== SUPPLIED MATERIAL
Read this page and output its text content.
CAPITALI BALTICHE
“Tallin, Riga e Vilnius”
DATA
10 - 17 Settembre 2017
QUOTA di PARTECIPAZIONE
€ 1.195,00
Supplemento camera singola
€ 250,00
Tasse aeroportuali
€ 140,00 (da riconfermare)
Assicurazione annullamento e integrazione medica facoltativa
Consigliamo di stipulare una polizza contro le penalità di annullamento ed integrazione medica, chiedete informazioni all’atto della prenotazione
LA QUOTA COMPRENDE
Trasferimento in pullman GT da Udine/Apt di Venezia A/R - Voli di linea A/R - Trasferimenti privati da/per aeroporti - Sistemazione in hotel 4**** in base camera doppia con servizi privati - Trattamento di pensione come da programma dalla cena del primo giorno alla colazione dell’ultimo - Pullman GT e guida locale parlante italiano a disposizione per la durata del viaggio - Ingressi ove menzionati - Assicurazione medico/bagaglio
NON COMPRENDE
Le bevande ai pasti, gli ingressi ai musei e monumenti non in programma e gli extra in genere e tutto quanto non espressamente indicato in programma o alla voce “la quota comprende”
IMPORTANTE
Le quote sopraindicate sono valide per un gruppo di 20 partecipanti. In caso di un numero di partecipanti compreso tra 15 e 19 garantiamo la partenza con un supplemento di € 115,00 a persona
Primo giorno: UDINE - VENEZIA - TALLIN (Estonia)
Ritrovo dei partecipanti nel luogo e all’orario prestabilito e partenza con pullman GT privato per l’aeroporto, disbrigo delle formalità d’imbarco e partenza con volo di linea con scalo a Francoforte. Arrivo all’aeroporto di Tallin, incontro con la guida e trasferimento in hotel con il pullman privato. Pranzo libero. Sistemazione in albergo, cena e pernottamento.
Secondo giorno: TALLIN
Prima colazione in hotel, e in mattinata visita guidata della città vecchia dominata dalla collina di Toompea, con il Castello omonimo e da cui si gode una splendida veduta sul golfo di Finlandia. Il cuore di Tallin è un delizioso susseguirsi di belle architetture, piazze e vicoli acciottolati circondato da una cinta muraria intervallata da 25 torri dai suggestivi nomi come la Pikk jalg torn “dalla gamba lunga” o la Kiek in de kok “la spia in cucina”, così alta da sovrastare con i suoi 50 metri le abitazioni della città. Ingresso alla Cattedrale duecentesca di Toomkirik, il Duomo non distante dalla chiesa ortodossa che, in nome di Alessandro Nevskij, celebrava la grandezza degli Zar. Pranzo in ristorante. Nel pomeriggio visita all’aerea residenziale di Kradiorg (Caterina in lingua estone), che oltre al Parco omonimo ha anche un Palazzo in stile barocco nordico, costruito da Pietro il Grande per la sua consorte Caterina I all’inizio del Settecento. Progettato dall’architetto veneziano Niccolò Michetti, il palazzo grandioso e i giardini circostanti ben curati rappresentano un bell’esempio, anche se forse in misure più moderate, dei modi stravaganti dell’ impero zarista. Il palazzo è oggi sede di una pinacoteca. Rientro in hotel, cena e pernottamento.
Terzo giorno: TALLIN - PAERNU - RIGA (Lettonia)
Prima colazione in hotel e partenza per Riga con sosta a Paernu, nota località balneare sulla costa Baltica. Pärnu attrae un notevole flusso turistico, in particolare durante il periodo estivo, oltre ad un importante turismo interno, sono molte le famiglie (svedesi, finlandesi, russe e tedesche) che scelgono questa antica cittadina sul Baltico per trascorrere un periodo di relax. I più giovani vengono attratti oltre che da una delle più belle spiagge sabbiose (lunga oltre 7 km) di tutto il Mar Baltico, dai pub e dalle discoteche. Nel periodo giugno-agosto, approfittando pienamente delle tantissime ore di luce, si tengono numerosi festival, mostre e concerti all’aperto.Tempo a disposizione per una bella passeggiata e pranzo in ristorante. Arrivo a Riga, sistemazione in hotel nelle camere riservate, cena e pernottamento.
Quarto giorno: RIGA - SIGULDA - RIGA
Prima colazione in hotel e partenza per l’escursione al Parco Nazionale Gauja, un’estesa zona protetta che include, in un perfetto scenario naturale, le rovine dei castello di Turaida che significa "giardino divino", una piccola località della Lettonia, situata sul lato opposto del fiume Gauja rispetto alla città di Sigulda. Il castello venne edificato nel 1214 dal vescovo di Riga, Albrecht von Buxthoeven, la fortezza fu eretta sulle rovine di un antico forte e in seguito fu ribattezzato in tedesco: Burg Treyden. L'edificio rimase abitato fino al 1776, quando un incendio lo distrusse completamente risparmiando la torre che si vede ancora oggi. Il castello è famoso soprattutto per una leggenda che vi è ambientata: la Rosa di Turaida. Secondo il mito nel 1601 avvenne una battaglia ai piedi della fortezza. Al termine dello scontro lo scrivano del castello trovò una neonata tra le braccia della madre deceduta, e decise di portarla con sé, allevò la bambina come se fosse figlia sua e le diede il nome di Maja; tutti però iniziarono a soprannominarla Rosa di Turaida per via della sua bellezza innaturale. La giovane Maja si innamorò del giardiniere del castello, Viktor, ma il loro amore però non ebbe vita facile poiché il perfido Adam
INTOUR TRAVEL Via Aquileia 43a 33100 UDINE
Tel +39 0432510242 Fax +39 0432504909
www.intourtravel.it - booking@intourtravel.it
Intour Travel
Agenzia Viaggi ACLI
====
== SUPPLIED MATERIAL
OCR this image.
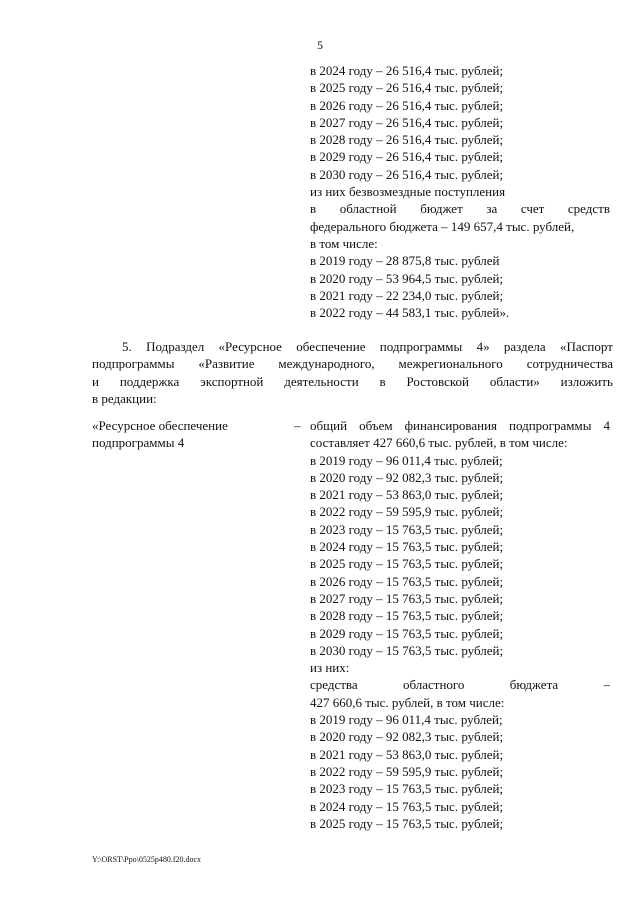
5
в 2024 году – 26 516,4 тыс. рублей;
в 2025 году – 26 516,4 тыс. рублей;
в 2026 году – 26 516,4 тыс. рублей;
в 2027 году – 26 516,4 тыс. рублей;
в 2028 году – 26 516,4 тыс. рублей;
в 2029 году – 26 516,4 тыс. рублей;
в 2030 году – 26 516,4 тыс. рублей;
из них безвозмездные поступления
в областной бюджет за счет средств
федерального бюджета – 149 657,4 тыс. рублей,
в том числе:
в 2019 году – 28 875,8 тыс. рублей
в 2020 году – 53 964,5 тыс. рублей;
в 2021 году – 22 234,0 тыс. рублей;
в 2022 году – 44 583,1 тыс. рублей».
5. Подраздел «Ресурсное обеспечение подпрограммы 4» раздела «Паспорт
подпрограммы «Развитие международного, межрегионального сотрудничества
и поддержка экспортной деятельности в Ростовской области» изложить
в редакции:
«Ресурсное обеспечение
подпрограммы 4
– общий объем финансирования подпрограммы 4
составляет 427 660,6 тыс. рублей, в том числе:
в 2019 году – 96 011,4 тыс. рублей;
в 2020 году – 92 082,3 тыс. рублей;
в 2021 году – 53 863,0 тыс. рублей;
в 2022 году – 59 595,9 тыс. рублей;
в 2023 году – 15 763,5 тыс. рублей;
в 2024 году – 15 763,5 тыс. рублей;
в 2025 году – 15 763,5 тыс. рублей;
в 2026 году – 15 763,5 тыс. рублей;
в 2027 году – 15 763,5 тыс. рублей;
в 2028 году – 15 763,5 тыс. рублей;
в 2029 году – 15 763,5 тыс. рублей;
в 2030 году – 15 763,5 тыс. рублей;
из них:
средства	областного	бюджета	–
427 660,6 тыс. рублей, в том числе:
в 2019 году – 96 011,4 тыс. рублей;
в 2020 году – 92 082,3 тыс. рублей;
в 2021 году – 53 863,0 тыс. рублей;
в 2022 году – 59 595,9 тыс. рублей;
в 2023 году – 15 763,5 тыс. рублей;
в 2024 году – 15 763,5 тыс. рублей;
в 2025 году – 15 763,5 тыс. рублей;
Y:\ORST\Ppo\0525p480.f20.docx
====
EXERCISE DETAILS: Show, from the material above, each line that includes the string "annullamento".

WRITTEN REPLY:
Assicurazione annullamento e integrazione medica facoltativa
Consigliamo di stipulare una polizza contro le penalità di annullamento ed integrazione medica, chiedete informazioni all’atto della prenotazione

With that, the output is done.